▶ _Page transcription dataset items_:
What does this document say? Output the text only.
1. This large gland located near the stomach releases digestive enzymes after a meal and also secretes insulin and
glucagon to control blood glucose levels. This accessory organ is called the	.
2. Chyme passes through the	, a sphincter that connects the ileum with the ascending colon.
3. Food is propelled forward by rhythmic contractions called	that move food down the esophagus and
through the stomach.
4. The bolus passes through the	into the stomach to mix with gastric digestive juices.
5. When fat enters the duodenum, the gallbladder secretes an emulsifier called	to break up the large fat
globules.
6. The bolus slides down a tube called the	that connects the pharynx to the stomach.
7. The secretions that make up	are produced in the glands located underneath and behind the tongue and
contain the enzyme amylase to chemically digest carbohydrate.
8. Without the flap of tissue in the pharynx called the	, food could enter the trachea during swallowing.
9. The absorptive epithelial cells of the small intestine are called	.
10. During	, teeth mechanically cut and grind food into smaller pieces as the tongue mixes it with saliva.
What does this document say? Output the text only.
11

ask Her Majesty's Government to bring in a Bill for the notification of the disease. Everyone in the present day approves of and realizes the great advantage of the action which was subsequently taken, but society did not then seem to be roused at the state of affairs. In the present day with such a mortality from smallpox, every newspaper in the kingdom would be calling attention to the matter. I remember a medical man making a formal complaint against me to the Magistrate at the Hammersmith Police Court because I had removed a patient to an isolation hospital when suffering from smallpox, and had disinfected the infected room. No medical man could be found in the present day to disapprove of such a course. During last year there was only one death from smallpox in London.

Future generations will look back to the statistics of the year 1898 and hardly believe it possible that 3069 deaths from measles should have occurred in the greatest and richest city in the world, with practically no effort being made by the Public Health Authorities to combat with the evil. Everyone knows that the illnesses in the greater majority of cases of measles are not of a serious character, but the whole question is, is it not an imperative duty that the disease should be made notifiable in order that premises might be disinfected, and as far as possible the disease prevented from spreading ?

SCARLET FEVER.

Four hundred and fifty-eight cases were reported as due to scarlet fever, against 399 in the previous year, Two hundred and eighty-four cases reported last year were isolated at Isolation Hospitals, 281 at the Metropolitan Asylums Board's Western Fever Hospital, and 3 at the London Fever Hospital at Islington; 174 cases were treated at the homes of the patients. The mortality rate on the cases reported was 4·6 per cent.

▶ _Work instruction_: Nothing above should be left out; write out every record exactly.

▶ _Output of the task_:
What does this document say? Output the text only.
1. This large gland located near the stomach releases digestive enzymes after a meal and also secretes insulin and
glucagon to control blood glucose levels. This accessory organ is called the	.
2. Chyme passes through the	, a sphincter that connects the ileum with the ascending colon.
3. Food is propelled forward by rhythmic contractions called	that move food down the esophagus and
through the stomach.
4. The bolus passes through the	into the stomach to mix with gastric digestive juices.
5. When fat enters the duodenum, the gallbladder secretes an emulsifier called	to break up the large fat
globules.
6. The bolus slides down a tube called the	that connects the pharynx to the stomach.
7. The secretions that make up	are produced in the glands located underneath and behind the tongue and
contain the enzyme amylase to chemically digest carbohydrate.
8. Without the flap of tissue in the pharynx called the	, food could enter the trachea during swallowing.
9. The absorptive epithelial cells of the small intestine are called	.
10. During	, teeth mechanically cut and grind food into smaller pieces as the tongue mixes it with saliva.
What does this document say? Output the text only.
11

ask Her Majesty's Government to bring in a Bill for the notification of the disease. Everyone in the present day approves of and realizes the great advantage of the action which was subsequently taken, but society did not then seem to be roused at the state of affairs. In the present day with such a mortality from smallpox, every newspaper in the kingdom would be calling attention to the matter. I remember a medical man making a formal complaint against me to the Magistrate at the Hammersmith Police Court because I had removed a patient to an isolation hospital when suffering from smallpox, and had disinfected the infected room. No medical man could be found in the present day to disapprove of such a course. During last year there was only one death from smallpox in London.

Future generations will look back to the statistics of the year 1898 and hardly believe it possible that 3069 deaths from measles should have occurred in the greatest and richest city in the world, with practically no effort being made by the Public Health Authorities to combat with the evil. Everyone knows that the illnesses in the greater majority of cases of measles are not of a serious character, but the whole question is, is it not an imperative duty that the disease should be made notifiable in order that premises might be disinfected, and as far as possible the disease prevented from spreading ?

SCARLET FEVER.

Four hundred and fifty-eight cases were reported as due to scarlet fever, against 399 in the previous year, Two hundred and eighty-four cases reported last year were isolated at Isolation Hospitals, 281 at the Metropolitan Asylums Board's Western Fever Hospital, and 3 at the London Fever Hospital at Islington; 174 cases were treated at the homes of the patients. The mortality rate on the cases reported was 4·6 per cent.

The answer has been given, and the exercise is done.